* Task description:
Find every line with the word "bordo" and report how many there are, without any other text.
____
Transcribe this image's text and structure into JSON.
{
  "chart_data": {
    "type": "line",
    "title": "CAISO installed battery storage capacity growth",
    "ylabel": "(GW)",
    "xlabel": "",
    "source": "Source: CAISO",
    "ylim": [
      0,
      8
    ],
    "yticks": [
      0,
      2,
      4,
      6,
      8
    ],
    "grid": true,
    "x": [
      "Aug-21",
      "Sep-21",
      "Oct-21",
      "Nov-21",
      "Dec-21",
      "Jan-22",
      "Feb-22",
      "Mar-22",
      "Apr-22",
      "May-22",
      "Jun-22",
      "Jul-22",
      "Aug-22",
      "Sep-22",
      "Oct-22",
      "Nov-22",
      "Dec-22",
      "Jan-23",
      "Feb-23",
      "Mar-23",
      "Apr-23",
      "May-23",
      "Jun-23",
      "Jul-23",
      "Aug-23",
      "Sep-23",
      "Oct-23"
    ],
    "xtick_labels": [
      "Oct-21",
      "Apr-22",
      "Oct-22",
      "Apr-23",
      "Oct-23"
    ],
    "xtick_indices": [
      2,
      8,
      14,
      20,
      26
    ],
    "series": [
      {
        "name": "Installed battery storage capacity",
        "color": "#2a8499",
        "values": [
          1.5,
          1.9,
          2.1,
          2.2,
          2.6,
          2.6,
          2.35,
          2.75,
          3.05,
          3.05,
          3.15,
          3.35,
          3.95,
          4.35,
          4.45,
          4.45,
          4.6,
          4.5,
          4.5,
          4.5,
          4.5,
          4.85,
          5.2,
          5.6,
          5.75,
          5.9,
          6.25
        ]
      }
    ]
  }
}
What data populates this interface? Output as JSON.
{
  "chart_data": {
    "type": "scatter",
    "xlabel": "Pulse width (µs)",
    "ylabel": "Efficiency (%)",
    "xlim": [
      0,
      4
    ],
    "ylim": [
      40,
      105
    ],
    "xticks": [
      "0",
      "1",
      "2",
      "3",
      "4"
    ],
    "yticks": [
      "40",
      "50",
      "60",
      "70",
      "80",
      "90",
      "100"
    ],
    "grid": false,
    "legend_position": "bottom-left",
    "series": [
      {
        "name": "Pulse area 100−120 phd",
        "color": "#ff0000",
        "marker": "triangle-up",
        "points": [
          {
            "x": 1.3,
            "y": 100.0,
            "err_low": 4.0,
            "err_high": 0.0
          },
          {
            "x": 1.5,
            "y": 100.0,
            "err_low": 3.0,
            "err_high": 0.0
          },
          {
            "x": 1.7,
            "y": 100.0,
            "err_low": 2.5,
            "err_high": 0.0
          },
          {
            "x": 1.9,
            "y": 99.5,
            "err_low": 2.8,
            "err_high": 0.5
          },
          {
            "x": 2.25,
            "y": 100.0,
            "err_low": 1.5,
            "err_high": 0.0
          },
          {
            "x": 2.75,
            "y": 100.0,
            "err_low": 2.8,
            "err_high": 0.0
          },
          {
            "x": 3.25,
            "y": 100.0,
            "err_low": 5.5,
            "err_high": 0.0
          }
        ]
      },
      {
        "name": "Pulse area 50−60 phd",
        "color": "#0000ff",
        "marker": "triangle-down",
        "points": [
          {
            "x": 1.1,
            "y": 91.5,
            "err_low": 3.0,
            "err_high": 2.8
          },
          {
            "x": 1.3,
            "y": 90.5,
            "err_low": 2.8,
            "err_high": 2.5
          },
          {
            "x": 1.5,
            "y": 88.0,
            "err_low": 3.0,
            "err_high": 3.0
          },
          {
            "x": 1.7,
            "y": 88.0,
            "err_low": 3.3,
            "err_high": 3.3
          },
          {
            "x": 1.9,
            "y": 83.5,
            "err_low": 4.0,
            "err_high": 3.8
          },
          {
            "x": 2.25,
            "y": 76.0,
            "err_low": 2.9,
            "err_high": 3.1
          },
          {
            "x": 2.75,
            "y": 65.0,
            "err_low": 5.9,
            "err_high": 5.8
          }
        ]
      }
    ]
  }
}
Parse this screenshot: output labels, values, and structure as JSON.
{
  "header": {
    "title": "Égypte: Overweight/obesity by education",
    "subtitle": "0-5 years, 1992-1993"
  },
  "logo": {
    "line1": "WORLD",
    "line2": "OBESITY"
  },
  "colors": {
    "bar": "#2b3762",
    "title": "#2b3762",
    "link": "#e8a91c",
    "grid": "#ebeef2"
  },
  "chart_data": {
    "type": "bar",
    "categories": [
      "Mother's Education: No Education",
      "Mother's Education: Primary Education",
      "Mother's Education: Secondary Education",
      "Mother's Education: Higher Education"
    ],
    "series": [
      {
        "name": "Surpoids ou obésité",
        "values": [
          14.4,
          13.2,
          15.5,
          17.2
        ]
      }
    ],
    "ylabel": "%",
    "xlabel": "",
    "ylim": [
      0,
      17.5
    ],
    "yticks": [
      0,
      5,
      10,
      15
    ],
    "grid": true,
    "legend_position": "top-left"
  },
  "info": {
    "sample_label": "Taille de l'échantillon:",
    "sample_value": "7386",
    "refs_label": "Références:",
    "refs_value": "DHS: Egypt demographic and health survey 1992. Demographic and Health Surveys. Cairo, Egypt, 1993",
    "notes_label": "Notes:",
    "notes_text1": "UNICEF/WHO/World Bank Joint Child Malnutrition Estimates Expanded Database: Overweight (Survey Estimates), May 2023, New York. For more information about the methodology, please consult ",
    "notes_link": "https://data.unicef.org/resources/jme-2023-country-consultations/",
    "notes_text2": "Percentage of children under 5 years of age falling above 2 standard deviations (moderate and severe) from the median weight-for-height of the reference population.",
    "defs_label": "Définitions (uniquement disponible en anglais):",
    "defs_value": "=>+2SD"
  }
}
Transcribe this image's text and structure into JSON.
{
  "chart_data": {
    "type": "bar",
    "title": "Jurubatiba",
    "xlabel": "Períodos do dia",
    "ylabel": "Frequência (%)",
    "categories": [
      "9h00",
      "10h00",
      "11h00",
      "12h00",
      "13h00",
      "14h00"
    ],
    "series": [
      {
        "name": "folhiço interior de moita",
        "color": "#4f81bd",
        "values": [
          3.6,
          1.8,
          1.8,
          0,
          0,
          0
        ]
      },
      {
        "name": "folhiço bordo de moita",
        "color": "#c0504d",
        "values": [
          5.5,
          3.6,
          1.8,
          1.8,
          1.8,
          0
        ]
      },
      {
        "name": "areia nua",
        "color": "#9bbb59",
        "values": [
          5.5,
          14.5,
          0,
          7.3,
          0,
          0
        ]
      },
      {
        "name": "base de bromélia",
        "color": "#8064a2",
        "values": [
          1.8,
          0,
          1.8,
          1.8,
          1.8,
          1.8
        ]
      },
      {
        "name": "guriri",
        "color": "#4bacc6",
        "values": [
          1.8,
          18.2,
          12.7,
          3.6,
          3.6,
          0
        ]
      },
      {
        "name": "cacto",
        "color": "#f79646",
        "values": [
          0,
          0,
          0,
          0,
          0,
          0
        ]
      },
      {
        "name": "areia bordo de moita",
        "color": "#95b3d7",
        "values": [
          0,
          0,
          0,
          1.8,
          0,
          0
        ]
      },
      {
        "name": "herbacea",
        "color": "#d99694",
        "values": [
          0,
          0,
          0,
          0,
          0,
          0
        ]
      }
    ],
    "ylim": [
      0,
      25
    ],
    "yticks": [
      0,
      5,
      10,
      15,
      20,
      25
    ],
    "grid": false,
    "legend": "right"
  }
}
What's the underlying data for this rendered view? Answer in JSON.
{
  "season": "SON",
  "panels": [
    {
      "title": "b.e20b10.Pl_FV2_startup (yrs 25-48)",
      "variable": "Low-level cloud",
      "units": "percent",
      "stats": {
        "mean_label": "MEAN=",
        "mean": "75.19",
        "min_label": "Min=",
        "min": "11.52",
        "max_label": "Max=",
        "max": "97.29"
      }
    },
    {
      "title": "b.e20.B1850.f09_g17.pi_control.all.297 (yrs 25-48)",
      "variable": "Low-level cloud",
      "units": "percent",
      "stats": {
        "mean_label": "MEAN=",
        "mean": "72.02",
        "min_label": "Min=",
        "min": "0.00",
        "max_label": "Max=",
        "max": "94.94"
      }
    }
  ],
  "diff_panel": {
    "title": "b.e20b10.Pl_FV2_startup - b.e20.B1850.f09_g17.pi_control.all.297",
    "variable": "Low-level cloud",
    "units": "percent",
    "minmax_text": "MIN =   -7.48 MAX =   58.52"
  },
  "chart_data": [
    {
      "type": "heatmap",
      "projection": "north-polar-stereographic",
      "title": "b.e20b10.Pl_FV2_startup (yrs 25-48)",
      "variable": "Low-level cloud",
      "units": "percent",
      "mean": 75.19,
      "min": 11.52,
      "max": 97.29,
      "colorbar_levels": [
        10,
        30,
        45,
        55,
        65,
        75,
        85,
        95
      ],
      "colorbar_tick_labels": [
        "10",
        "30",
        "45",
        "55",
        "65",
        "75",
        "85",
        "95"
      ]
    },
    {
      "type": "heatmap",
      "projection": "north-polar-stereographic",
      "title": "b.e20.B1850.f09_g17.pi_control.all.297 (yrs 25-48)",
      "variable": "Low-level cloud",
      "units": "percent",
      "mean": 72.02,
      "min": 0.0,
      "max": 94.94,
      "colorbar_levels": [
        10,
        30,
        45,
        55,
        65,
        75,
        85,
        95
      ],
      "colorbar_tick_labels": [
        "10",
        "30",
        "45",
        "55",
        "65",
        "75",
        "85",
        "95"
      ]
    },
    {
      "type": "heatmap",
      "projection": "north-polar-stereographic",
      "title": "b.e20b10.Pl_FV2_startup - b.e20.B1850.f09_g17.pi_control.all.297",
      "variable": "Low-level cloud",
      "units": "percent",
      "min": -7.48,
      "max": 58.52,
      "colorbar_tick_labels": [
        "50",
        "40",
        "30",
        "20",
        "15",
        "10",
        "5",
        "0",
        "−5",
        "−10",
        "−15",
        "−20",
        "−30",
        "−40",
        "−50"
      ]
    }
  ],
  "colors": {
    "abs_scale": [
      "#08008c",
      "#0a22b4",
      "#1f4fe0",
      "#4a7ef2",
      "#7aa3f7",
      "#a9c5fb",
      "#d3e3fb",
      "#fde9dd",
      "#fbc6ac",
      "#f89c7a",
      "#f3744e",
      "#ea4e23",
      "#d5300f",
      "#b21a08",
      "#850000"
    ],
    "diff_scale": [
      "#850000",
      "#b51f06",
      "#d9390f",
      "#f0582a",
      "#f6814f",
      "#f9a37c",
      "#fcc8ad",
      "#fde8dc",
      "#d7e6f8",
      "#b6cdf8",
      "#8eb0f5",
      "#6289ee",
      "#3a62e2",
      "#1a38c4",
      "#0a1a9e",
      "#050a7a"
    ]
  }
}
____
* Response to this exercise:
2